» **Exercise requirements**: Count the lines of data below that include "Medicine". Provide only the number.

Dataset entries
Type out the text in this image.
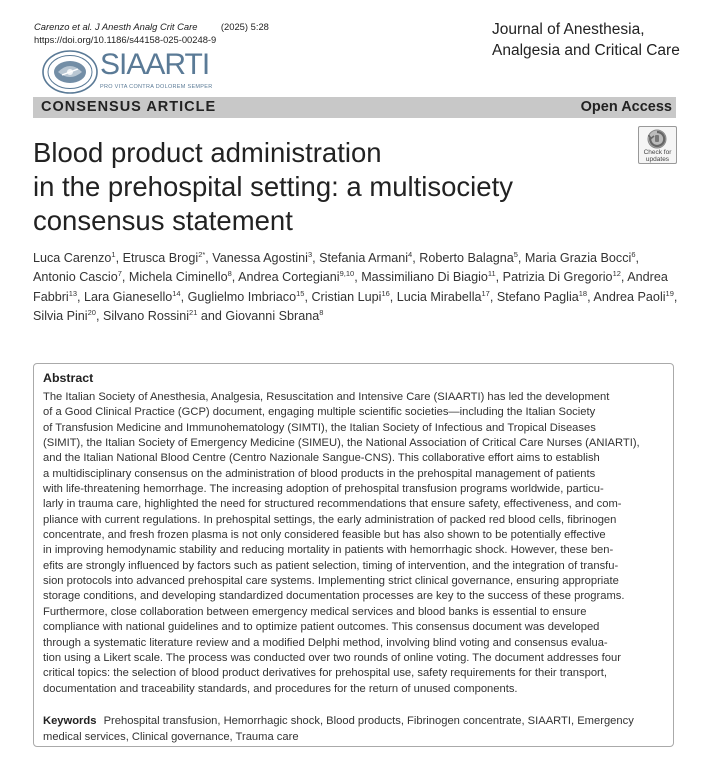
Carenzo et al. J Anesth Analg Crit Care (2025) 5:28
https://doi.org/10.1186/s44158-025-00248-9
Journal of Anesthesia,
Analgesia and Critical Care
SIAARTI
PRO VITA CONTRA DOLOREM SEMPER
CONSENSUS ARTICLE	Open Access
Blood product administration
in the prehospital setting: a multisociety
consensus statement
Check for
updates
Luca Carenzo$^1$, Etrusca Brogi$^{2*}$, Vanessa Agostini$^3$, Stefania Armani$^4$, Roberto Balagna$^5$, Maria Grazia Bocci$^6$, Antonio Cascio$^7$, Michela Ciminello$^8$, Andrea Cortegiani$^{9,10}$, Massimiliano Di Biagio$^{11}$, Patrizia Di Gregorio$^{12}$, Andrea Fabbri$^{13}$, Lara Gianesello$^{14}$, Guglielmo Imbriaco$^{15}$, Cristian Lupi$^{16}$, Lucia Mirabella$^{17}$, Stefano Paglia$^{18}$, Andrea Paoli$^{19}$, Silvia Pini$^{20}$, Silvano Rossini$^{21}$ and Giovanni Sbrana$^8$
Abstract
The Italian Society of Anesthesia, Analgesia, Resuscitation and Intensive Care (SIAARTI) has led the development
of a Good Clinical Practice (GCP) document, engaging multiple scientific societies—including the Italian Society
of Transfusion Medicine and Immunohematology (SIMTI), the Italian Society of Infectious and Tropical Diseases
(SIMIT), the Italian Society of Emergency Medicine (SIMEU), the National Association of Critical Care Nurses (ANIARTI),
and the Italian National Blood Centre (Centro Nazionale Sangue-CNS). This collaborative effort aims to establish
a multidisciplinary consensus on the administration of blood products in the prehospital management of patients
with life-threatening hemorrhage. The increasing adoption of prehospital transfusion programs worldwide, particu-
larly in trauma care, highlighted the need for structured recommendations that ensure safety, effectiveness, and com-
pliance with current regulations. In prehospital settings, the early administration of packed red blood cells, fibrinogen
concentrate, and fresh frozen plasma is not only considered feasible but has also shown to be potentially effective
in improving hemodynamic stability and reducing mortality in patients with hemorrhagic shock. However, these ben-
efits are strongly influenced by factors such as patient selection, timing of intervention, and the integration of transfu-
sion protocols into advanced prehospital care systems. Implementing strict clinical governance, ensuring appropriate
storage conditions, and developing standardized documentation processes are key to the success of these programs.
Furthermore, close collaboration between emergency medical services and blood banks is essential to ensure
compliance with national guidelines and to optimize patient outcomes. This consensus document was developed
through a systematic literature review and a modified Delphi method, involving blind voting and consensus evalua-
tion using a Likert scale. The process was conducted over two rounds of online voting. The document addresses four
critical topics: the selection of blood product derivatives for prehospital use, safety requirements for their transport,
documentation and traceability standards, and procedures for the return of unused components.
Keywords Prehospital transfusion, Hemorrhagic shock, Blood products, Fibrinogen concentrate, SIAARTI, Emergency medical services, Clinical governance, Trauma care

» **Solution below**: 2